**** Exercise data ****

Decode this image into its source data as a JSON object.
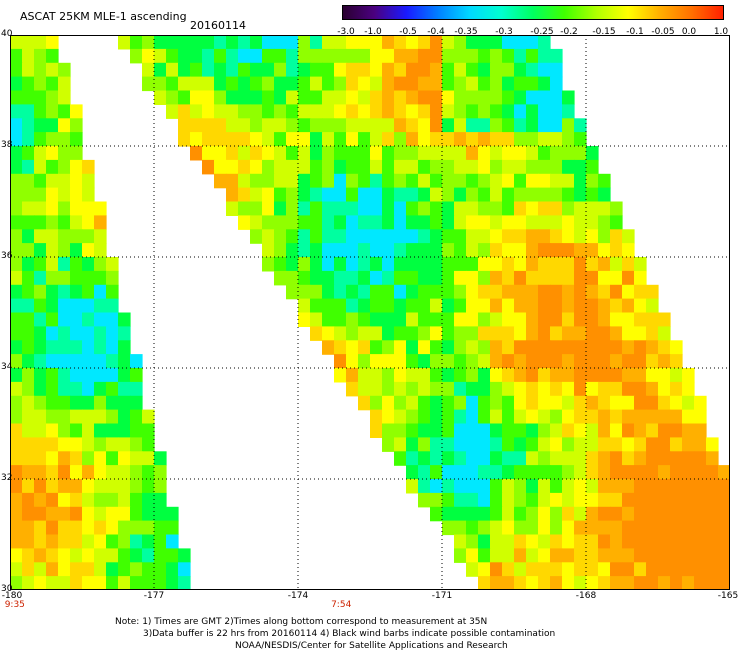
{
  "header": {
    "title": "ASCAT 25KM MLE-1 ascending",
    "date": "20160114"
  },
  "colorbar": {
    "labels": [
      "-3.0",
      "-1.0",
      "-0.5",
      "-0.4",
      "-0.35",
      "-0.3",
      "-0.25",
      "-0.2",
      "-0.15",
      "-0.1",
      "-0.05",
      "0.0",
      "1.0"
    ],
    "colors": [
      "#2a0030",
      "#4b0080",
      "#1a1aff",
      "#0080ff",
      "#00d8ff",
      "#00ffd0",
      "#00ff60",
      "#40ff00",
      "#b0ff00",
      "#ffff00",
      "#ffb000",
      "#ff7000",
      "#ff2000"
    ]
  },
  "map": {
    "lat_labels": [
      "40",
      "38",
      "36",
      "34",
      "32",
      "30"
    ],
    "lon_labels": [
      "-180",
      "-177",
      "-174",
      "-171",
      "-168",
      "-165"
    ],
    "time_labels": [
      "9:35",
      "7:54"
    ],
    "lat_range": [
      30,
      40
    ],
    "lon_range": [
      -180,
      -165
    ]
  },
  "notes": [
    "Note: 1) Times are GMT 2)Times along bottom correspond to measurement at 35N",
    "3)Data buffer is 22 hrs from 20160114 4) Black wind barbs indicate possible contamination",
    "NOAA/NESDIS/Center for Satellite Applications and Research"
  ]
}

****

[Exercise objective]: Every line of the material is to be quoted exactly, with no pictures carried over.

[Answer to the problem]:
Decode this image into its source data as a JSON object.
{
  "header": {
    "title": "ASCAT 25KM MLE-1 ascending",
    "date": "20160114"
  },
  "colorbar": {
    "labels": [
      "-3.0",
      "-1.0",
      "-0.5",
      "-0.4",
      "-0.35",
      "-0.3",
      "-0.25",
      "-0.2",
      "-0.15",
      "-0.1",
      "-0.05",
      "0.0",
      "1.0"
    ],
    "colors": [
      "#2a0030",
      "#4b0080",
      "#1a1aff",
      "#0080ff",
      "#00d8ff",
      "#00ffd0",
      "#00ff60",
      "#40ff00",
      "#b0ff00",
      "#ffff00",
      "#ffb000",
      "#ff7000",
      "#ff2000"
    ]
  },
  "map": {
    "lat_labels": [
      "40",
      "38",
      "36",
      "34",
      "32",
      "30"
    ],
    "lon_labels": [
      "-180",
      "-177",
      "-174",
      "-171",
      "-168",
      "-165"
    ],
    "time_labels": [
      "9:35",
      "7:54"
    ],
    "lat_range": [
      30,
      40
    ],
    "lon_range": [
      -180,
      -165
    ]
  },
  "notes": [
    "Note: 1) Times are GMT 2)Times along bottom correspond to measurement at 35N",
    "3)Data buffer is 22 hrs from 20160114 4) Black wind barbs indicate possible contamination",
    "NOAA/NESDIS/Center for Satellite Applications and Research"
  ]
}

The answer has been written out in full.